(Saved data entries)
————————

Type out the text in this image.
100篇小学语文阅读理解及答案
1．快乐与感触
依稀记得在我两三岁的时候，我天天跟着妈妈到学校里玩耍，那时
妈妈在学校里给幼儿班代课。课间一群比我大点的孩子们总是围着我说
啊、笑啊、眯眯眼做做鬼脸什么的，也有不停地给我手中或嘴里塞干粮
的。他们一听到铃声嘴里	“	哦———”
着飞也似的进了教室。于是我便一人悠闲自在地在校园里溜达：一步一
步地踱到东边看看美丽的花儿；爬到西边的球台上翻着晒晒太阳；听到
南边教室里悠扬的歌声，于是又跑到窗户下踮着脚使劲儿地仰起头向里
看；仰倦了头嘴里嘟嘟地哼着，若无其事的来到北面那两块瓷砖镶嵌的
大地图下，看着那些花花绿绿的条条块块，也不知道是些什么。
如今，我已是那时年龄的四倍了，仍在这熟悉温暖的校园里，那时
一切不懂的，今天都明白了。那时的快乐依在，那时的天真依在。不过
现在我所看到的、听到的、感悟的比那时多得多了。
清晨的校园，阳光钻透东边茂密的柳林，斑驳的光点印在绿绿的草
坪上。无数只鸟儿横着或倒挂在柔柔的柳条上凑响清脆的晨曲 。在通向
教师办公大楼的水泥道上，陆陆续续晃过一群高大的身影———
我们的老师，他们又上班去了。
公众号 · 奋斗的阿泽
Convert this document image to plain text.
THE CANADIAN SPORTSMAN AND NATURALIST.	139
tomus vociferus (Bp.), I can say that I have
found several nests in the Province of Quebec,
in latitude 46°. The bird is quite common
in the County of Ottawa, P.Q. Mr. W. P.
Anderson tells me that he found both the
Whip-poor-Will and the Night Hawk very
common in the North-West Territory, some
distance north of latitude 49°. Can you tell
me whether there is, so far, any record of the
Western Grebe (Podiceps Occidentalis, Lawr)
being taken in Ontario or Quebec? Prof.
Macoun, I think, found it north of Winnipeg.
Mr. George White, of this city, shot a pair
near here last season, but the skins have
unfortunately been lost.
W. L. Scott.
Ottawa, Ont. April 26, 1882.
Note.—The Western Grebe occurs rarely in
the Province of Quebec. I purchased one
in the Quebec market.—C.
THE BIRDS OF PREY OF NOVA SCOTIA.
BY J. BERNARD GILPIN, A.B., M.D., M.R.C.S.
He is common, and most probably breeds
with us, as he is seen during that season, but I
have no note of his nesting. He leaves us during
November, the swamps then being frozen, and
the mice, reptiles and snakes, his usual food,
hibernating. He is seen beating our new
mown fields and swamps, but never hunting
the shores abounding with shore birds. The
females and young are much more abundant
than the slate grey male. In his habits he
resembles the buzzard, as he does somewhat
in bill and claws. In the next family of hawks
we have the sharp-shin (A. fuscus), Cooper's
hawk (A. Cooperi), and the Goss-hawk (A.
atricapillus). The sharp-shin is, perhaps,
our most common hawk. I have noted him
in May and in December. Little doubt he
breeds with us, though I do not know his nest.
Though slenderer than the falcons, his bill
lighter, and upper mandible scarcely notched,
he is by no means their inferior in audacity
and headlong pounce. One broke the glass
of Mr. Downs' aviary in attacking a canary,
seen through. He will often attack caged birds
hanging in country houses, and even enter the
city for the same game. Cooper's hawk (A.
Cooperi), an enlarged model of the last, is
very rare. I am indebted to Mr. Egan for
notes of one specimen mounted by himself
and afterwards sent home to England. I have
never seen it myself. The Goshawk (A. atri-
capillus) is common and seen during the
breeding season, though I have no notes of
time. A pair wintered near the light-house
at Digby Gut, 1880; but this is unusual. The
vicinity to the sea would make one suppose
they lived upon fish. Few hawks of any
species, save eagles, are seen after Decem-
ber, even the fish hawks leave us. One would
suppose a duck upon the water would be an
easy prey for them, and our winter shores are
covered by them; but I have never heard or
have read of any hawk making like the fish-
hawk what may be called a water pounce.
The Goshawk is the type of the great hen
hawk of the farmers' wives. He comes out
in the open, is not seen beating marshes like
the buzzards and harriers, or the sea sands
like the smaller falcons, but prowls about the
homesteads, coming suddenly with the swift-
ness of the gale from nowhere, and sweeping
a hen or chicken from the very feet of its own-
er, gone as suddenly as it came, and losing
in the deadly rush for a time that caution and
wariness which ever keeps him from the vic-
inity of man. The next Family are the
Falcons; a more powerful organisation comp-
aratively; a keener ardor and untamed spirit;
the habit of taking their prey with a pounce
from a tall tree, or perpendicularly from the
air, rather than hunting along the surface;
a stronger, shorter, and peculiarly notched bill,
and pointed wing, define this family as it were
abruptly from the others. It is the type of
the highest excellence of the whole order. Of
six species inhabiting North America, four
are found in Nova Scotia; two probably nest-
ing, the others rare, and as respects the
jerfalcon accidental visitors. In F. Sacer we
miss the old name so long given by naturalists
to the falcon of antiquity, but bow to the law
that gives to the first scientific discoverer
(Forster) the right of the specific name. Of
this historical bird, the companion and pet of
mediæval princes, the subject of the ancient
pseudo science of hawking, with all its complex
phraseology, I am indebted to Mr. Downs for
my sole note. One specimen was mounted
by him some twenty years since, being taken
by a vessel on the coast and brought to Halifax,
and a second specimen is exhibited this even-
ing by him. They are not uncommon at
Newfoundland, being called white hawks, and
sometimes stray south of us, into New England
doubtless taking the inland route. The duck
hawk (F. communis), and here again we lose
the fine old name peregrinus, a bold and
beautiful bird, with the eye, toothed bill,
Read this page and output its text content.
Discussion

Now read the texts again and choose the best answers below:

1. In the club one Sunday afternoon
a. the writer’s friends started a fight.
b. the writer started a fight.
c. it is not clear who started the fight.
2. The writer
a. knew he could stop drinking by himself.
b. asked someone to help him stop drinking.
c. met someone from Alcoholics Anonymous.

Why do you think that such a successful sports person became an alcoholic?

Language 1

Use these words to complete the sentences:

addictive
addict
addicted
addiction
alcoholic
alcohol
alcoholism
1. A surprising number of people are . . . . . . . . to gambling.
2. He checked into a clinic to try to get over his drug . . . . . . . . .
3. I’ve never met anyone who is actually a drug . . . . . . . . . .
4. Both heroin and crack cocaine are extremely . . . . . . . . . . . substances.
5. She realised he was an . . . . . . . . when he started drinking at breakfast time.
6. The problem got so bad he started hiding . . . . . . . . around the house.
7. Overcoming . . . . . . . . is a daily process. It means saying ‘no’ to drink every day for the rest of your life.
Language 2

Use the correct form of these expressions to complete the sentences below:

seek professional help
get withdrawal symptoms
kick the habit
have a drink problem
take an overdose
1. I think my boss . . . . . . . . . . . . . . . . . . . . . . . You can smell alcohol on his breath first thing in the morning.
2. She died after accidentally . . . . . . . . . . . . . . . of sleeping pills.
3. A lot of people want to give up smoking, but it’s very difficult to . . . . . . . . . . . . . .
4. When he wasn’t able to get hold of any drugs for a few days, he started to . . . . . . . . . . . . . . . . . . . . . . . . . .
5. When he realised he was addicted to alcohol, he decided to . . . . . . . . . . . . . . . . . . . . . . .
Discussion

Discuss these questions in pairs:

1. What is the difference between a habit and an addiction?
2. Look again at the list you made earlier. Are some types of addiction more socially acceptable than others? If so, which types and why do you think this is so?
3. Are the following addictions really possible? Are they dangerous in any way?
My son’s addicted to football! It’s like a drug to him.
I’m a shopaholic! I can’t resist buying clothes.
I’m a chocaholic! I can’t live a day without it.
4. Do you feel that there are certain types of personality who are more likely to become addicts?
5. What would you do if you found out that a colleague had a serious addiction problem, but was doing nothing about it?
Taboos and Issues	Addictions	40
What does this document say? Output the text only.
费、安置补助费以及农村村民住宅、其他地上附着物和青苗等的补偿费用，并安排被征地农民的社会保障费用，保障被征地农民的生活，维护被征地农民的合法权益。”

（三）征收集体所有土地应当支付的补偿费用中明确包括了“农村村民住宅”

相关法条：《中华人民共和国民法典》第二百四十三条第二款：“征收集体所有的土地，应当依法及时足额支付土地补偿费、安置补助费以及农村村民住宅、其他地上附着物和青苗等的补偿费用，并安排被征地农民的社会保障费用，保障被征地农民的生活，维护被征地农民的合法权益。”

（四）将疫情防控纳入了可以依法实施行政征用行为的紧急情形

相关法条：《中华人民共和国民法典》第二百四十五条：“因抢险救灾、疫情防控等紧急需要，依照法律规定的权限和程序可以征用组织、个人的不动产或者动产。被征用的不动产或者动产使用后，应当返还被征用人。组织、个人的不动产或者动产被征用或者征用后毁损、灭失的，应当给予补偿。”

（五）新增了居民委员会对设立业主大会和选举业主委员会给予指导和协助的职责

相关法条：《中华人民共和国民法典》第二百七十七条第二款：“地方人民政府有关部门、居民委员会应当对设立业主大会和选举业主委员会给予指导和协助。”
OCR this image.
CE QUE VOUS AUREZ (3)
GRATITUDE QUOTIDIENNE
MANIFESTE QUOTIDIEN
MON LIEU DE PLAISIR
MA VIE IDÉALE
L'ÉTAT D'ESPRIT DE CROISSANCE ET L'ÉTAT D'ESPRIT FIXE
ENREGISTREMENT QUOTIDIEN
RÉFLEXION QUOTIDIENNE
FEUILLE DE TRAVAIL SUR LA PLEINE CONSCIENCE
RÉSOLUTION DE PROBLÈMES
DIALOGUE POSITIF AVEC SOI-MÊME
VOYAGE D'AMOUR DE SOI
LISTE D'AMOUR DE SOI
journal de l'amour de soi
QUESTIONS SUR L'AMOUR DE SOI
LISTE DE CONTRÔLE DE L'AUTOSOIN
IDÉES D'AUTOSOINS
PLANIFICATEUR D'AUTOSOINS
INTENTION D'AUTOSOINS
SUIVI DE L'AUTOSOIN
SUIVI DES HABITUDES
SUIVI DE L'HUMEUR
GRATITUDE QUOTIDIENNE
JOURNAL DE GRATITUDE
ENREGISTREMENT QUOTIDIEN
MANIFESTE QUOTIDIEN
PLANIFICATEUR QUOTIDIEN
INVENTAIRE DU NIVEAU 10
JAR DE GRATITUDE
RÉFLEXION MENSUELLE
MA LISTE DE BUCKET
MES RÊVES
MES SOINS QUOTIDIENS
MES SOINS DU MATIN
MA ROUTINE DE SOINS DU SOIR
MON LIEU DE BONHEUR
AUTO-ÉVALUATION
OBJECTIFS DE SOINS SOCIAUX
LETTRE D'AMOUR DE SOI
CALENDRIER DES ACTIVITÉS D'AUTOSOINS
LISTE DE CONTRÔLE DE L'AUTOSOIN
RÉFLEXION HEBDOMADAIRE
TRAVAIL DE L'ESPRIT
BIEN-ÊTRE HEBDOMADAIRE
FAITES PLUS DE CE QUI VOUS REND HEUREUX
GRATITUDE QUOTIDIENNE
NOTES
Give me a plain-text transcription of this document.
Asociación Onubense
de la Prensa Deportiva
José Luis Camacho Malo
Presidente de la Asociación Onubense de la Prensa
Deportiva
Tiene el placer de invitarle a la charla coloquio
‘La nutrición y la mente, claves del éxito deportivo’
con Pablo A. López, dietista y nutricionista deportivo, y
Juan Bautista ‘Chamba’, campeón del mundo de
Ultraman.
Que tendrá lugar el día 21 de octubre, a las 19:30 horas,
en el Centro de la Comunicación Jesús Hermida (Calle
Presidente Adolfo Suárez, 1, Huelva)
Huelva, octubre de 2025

————————

▸ WHAT NEEDS TO BE DONE: Check every line of the material for the string "started" and give the number of lines that have it, without anything else.

▸ RIGHT ANSWER: 6